--- PROBLEM STATEMENT ---
Give only one thing: the number of lines that include the word "tracking".

--- DATA SUPPLIED ---
__________________________________________________
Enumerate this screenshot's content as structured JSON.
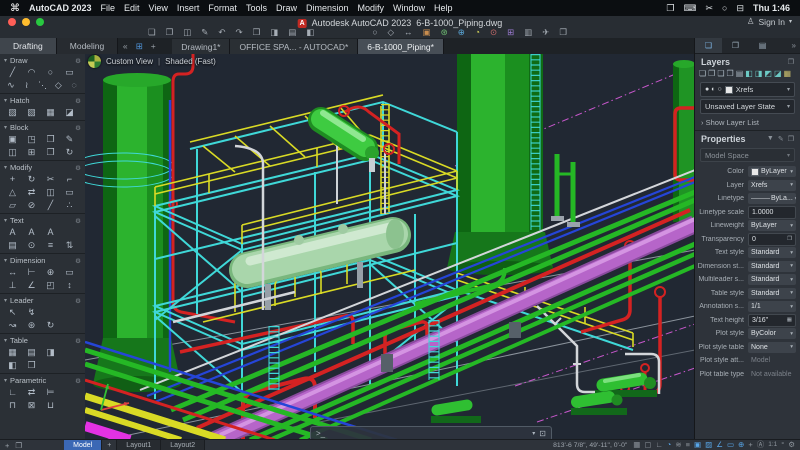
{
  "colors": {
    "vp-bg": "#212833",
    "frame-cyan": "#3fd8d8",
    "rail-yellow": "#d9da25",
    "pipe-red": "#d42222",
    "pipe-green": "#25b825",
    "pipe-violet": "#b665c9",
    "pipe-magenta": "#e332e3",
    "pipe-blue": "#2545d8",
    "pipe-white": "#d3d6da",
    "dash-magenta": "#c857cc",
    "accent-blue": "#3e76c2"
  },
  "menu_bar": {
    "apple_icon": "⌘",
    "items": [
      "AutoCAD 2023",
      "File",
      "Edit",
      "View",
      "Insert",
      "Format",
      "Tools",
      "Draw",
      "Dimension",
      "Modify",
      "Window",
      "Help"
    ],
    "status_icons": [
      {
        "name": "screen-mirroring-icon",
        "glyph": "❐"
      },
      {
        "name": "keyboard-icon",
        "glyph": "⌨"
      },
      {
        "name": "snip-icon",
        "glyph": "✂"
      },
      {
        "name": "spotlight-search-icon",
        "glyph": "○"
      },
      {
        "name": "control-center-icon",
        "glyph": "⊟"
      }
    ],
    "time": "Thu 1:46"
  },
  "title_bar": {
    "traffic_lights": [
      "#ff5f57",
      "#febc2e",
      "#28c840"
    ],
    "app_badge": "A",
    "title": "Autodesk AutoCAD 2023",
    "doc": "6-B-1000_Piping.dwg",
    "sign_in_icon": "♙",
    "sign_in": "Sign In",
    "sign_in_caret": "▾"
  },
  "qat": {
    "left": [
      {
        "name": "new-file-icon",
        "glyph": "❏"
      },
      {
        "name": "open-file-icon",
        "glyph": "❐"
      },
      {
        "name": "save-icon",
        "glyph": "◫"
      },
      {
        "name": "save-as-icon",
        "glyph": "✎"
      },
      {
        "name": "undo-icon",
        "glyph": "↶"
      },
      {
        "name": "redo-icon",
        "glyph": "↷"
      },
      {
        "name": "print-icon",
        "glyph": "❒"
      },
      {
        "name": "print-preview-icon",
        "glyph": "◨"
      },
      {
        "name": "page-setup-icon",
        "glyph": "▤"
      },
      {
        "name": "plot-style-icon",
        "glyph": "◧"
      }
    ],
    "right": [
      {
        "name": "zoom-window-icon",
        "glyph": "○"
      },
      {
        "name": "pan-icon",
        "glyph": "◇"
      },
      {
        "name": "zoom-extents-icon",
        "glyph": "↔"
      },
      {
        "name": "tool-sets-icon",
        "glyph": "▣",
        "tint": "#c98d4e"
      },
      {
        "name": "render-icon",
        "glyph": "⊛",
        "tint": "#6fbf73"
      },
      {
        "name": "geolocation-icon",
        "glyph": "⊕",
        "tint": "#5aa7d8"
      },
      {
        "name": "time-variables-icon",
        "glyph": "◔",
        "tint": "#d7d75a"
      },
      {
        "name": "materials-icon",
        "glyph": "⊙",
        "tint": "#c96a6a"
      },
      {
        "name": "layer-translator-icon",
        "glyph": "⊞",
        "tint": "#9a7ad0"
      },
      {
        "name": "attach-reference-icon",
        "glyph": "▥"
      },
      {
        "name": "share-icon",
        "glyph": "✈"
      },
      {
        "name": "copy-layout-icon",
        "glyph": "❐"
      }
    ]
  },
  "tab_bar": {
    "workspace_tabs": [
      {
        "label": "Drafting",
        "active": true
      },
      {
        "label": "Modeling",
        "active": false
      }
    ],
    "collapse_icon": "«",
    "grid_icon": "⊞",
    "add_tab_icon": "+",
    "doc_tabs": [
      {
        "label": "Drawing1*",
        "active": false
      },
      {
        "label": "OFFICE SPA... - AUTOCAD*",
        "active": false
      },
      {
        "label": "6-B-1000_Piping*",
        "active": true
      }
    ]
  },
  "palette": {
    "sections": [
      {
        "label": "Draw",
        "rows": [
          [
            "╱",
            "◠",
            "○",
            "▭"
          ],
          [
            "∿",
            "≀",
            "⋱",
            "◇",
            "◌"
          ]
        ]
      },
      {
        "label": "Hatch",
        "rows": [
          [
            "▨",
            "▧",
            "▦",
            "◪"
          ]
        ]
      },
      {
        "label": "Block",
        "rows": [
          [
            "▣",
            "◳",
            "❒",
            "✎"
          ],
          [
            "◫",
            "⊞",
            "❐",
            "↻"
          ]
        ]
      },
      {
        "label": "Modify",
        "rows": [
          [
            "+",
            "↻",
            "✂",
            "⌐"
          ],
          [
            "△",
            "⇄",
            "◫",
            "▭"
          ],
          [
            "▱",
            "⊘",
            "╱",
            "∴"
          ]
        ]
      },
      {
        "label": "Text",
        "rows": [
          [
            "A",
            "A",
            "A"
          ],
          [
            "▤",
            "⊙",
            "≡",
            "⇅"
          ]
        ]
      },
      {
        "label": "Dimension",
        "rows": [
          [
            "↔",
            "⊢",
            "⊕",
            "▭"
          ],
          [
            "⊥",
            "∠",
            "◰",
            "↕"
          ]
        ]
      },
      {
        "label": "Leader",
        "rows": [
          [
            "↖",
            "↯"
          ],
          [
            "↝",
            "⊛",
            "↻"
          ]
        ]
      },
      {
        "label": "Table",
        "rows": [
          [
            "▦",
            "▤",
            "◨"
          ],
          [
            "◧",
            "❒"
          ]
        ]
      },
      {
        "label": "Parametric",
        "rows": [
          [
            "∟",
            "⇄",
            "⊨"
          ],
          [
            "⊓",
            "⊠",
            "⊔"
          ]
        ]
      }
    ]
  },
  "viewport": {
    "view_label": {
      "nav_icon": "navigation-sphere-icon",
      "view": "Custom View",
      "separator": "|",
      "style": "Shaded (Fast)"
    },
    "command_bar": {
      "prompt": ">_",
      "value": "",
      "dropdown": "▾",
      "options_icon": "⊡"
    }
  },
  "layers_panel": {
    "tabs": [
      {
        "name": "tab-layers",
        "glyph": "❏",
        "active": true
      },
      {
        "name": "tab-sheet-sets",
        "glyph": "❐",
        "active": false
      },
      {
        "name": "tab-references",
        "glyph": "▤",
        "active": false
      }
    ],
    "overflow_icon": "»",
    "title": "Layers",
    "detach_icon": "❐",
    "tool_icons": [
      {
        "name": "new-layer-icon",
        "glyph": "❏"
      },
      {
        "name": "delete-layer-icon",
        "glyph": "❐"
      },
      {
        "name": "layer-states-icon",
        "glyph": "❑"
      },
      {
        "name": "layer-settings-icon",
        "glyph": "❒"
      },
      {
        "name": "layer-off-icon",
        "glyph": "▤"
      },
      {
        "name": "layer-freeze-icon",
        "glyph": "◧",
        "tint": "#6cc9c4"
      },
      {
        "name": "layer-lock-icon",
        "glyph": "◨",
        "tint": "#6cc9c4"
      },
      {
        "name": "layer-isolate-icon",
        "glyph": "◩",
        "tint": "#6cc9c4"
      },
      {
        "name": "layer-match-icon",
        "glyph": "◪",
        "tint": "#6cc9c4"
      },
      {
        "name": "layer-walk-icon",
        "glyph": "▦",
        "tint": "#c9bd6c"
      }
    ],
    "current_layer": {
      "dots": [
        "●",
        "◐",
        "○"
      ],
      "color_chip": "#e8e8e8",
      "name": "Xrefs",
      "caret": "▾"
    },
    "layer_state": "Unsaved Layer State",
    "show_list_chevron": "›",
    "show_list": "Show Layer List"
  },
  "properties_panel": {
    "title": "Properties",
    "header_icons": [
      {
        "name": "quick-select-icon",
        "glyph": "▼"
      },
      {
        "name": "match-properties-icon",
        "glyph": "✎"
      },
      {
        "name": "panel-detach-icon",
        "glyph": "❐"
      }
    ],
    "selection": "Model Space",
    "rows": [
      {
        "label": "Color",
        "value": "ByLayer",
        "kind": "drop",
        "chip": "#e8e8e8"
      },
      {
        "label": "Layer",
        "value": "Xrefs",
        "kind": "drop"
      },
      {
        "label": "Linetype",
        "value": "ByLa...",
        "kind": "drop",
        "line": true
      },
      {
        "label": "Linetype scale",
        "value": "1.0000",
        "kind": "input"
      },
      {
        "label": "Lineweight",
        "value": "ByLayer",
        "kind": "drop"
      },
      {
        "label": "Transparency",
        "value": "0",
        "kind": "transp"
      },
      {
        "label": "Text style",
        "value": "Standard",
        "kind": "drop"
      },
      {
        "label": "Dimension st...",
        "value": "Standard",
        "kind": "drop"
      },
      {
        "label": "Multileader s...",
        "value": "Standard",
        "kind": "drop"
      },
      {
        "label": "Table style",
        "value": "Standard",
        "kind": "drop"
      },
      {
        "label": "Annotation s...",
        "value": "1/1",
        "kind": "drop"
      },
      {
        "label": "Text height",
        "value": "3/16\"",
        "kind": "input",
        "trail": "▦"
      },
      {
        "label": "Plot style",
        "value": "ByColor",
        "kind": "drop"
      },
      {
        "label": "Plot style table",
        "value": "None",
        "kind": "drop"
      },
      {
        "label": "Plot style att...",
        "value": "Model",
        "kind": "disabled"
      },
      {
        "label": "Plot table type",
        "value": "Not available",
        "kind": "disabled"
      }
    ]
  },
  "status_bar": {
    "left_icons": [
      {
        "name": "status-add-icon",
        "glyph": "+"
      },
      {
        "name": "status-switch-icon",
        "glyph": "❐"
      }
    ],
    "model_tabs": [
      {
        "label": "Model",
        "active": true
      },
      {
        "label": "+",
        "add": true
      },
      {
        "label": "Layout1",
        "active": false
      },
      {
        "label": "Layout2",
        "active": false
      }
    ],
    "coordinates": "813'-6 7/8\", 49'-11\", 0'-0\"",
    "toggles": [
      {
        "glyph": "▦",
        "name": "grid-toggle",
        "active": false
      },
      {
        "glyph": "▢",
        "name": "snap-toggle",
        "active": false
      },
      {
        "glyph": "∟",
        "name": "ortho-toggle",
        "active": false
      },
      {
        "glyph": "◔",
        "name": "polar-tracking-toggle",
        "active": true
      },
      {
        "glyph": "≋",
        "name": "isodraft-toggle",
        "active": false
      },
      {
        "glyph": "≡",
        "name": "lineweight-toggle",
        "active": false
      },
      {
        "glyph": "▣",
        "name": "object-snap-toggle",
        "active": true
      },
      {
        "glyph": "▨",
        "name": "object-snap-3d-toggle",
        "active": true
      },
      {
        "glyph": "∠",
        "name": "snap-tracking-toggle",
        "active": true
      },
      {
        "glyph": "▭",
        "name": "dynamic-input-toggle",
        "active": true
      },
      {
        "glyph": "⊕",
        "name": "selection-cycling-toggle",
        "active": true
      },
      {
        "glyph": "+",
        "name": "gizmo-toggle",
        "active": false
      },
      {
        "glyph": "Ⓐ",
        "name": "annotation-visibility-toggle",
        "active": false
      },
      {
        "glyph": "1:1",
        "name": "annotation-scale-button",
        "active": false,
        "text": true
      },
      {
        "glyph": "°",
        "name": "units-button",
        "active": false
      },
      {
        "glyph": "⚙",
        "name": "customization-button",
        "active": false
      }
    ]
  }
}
__________________________________________________
--- WRITTEN SOLUTION ---
2